[A run of records]
====

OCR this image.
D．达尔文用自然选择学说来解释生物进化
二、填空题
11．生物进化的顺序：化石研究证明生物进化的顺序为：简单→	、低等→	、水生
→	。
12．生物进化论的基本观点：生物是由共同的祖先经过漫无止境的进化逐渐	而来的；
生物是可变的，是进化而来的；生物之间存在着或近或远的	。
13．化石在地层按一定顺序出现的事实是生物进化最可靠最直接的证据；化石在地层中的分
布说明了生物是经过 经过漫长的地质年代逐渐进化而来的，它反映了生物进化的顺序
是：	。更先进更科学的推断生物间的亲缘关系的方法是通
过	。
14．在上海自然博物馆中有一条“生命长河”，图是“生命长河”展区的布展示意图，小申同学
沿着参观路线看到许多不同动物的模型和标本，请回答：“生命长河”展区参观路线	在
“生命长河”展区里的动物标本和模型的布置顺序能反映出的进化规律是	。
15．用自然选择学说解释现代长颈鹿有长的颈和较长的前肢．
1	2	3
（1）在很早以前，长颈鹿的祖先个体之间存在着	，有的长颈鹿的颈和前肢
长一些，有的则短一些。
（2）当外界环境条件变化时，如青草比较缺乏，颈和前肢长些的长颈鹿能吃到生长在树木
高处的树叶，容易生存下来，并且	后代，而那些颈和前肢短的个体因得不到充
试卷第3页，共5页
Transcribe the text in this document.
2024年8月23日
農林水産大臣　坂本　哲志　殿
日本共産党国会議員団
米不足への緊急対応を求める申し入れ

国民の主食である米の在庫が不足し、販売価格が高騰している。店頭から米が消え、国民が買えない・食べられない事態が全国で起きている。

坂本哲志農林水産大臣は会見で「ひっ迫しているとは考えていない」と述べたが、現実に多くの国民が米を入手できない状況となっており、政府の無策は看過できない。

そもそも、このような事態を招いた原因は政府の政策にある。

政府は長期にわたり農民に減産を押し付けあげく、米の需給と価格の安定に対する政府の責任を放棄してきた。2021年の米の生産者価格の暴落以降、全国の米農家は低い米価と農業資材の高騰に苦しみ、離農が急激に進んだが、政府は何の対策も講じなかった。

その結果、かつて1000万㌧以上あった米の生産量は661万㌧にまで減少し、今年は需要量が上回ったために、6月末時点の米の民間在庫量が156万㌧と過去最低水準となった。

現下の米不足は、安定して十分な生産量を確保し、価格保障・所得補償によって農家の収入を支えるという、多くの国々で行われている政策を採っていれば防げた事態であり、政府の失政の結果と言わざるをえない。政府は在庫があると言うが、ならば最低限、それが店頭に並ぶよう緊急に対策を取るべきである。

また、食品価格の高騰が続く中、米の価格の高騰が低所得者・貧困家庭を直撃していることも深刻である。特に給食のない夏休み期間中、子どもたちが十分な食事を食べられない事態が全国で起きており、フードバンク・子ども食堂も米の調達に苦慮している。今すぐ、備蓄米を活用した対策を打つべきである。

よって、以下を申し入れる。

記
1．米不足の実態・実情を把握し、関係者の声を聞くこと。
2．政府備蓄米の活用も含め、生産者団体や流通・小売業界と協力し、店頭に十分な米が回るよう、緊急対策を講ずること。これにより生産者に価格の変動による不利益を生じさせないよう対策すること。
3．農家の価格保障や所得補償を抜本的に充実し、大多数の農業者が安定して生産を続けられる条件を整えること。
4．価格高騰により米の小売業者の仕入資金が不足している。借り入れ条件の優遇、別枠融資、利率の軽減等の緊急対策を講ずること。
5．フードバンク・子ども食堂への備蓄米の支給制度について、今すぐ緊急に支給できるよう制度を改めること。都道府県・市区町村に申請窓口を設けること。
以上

====

PROBLEM TO WORK ON → Restate the whole listing exactly, leaving out nothing.

THE ANSWER →
OCR this image.
D．达尔文用自然选择学说来解释生物进化
二、填空题
11．生物进化的顺序：化石研究证明生物进化的顺序为：简单→	、低等→	、水生
→	。
12．生物进化论的基本观点：生物是由共同的祖先经过漫无止境的进化逐渐	而来的；
生物是可变的，是进化而来的；生物之间存在着或近或远的	。
13．化石在地层按一定顺序出现的事实是生物进化最可靠最直接的证据；化石在地层中的分
布说明了生物是经过 经过漫长的地质年代逐渐进化而来的，它反映了生物进化的顺序
是：	。更先进更科学的推断生物间的亲缘关系的方法是通
过	。
14．在上海自然博物馆中有一条“生命长河”，图是“生命长河”展区的布展示意图，小申同学
沿着参观路线看到许多不同动物的模型和标本，请回答：“生命长河”展区参观路线	在
“生命长河”展区里的动物标本和模型的布置顺序能反映出的进化规律是	。
15．用自然选择学说解释现代长颈鹿有长的颈和较长的前肢．
1	2	3
（1）在很早以前，长颈鹿的祖先个体之间存在着	，有的长颈鹿的颈和前肢
长一些，有的则短一些。
（2）当外界环境条件变化时，如青草比较缺乏，颈和前肢长些的长颈鹿能吃到生长在树木
高处的树叶，容易生存下来，并且	后代，而那些颈和前肢短的个体因得不到充
试卷第3页，共5页
Transcribe the text in this document.
2024年8月23日
農林水産大臣　坂本　哲志　殿
日本共産党国会議員団
米不足への緊急対応を求める申し入れ

国民の主食である米の在庫が不足し、販売価格が高騰している。店頭から米が消え、国民が買えない・食べられない事態が全国で起きている。

坂本哲志農林水産大臣は会見で「ひっ迫しているとは考えていない」と述べたが、現実に多くの国民が米を入手できない状況となっており、政府の無策は看過できない。

そもそも、このような事態を招いた原因は政府の政策にある。

政府は長期にわたり農民に減産を押し付けあげく、米の需給と価格の安定に対する政府の責任を放棄してきた。2021年の米の生産者価格の暴落以降、全国の米農家は低い米価と農業資材の高騰に苦しみ、離農が急激に進んだが、政府は何の対策も講じなかった。

その結果、かつて1000万㌧以上あった米の生産量は661万㌧にまで減少し、今年は需要量が上回ったために、6月末時点の米の民間在庫量が156万㌧と過去最低水準となった。

現下の米不足は、安定して十分な生産量を確保し、価格保障・所得補償によって農家の収入を支えるという、多くの国々で行われている政策を採っていれば防げた事態であり、政府の失政の結果と言わざるをえない。政府は在庫があると言うが、ならば最低限、それが店頭に並ぶよう緊急に対策を取るべきである。

また、食品価格の高騰が続く中、米の価格の高騰が低所得者・貧困家庭を直撃していることも深刻である。特に給食のない夏休み期間中、子どもたちが十分な食事を食べられない事態が全国で起きており、フードバンク・子ども食堂も米の調達に苦慮している。今すぐ、備蓄米を活用した対策を打つべきである。

よって、以下を申し入れる。

記
1．米不足の実態・実情を把握し、関係者の声を聞くこと。
2．政府備蓄米の活用も含め、生産者団体や流通・小売業界と協力し、店頭に十分な米が回るよう、緊急対策を講ずること。これにより生産者に価格の変動による不利益を生じさせないよう対策すること。
3．農家の価格保障や所得補償を抜本的に充実し、大多数の農業者が安定して生産を続けられる条件を整えること。
4．価格高騰により米の小売業者の仕入資金が不足している。借り入れ条件の優遇、別枠融資、利率の軽減等の緊急対策を講ずること。
5．フードバンク・子ども食堂への備蓄米の支給制度について、今すぐ緊急に支給できるよう制度を改めること。都道府県・市区町村に申請窓口を設けること。
以上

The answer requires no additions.